### STATED PROBLEM
How many lines hold the string "pieniężne"? Reply with the number alone.
::::
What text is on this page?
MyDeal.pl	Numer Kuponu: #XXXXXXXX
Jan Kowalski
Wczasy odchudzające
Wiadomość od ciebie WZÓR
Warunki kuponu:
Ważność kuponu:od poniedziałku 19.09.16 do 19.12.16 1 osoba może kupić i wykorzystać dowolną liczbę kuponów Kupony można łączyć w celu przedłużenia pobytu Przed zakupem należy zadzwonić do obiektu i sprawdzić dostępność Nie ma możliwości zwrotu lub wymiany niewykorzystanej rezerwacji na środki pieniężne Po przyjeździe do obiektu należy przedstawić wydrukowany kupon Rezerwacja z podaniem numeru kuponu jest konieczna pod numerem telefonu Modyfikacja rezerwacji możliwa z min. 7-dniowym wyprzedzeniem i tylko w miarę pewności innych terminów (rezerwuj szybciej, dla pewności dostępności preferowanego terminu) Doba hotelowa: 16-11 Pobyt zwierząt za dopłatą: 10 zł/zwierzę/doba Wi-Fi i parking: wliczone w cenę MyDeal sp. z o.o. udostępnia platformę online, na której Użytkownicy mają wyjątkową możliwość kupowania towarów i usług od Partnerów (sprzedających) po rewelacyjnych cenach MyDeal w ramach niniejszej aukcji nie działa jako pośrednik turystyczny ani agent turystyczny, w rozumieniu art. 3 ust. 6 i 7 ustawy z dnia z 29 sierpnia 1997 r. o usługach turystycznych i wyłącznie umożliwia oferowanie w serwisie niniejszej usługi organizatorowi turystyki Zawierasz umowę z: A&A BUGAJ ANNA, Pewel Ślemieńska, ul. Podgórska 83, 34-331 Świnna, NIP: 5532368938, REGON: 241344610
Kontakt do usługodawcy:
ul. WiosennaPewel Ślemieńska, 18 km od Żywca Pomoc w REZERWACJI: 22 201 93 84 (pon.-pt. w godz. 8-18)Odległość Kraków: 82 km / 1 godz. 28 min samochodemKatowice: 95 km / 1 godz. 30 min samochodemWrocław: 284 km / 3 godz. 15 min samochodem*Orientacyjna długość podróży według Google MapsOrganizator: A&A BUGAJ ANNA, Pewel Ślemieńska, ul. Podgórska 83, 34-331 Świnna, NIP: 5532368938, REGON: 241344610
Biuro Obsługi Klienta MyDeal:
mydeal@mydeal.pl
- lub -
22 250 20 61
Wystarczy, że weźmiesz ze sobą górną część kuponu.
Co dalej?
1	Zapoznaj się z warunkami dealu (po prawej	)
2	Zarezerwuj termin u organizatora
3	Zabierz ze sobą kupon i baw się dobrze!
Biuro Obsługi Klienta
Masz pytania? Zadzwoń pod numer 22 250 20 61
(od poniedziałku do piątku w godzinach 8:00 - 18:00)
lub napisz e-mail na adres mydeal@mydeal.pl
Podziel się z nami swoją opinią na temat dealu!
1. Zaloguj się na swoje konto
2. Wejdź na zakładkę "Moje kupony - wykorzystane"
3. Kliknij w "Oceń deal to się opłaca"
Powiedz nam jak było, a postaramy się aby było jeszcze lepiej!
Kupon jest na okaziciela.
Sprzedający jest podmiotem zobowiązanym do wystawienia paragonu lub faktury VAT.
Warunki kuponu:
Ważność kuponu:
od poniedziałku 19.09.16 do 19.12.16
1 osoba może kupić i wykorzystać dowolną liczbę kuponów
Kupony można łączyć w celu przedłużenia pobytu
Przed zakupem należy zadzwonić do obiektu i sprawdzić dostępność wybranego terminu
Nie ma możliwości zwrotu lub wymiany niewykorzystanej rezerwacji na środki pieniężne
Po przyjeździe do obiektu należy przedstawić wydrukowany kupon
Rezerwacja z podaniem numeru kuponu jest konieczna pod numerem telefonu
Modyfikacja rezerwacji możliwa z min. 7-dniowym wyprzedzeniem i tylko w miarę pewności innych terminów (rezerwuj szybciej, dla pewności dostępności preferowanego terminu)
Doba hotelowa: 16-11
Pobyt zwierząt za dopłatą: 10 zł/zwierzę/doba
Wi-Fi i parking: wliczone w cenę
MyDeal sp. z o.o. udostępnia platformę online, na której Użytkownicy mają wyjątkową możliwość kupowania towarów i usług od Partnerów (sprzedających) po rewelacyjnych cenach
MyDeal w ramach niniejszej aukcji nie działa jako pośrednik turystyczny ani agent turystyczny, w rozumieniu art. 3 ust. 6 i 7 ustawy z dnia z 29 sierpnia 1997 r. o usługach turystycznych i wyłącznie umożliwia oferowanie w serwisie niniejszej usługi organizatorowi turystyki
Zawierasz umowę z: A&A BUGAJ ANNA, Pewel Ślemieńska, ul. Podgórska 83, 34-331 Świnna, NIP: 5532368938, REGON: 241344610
::::
### OUTPUT FOR THIS EXERCISE
2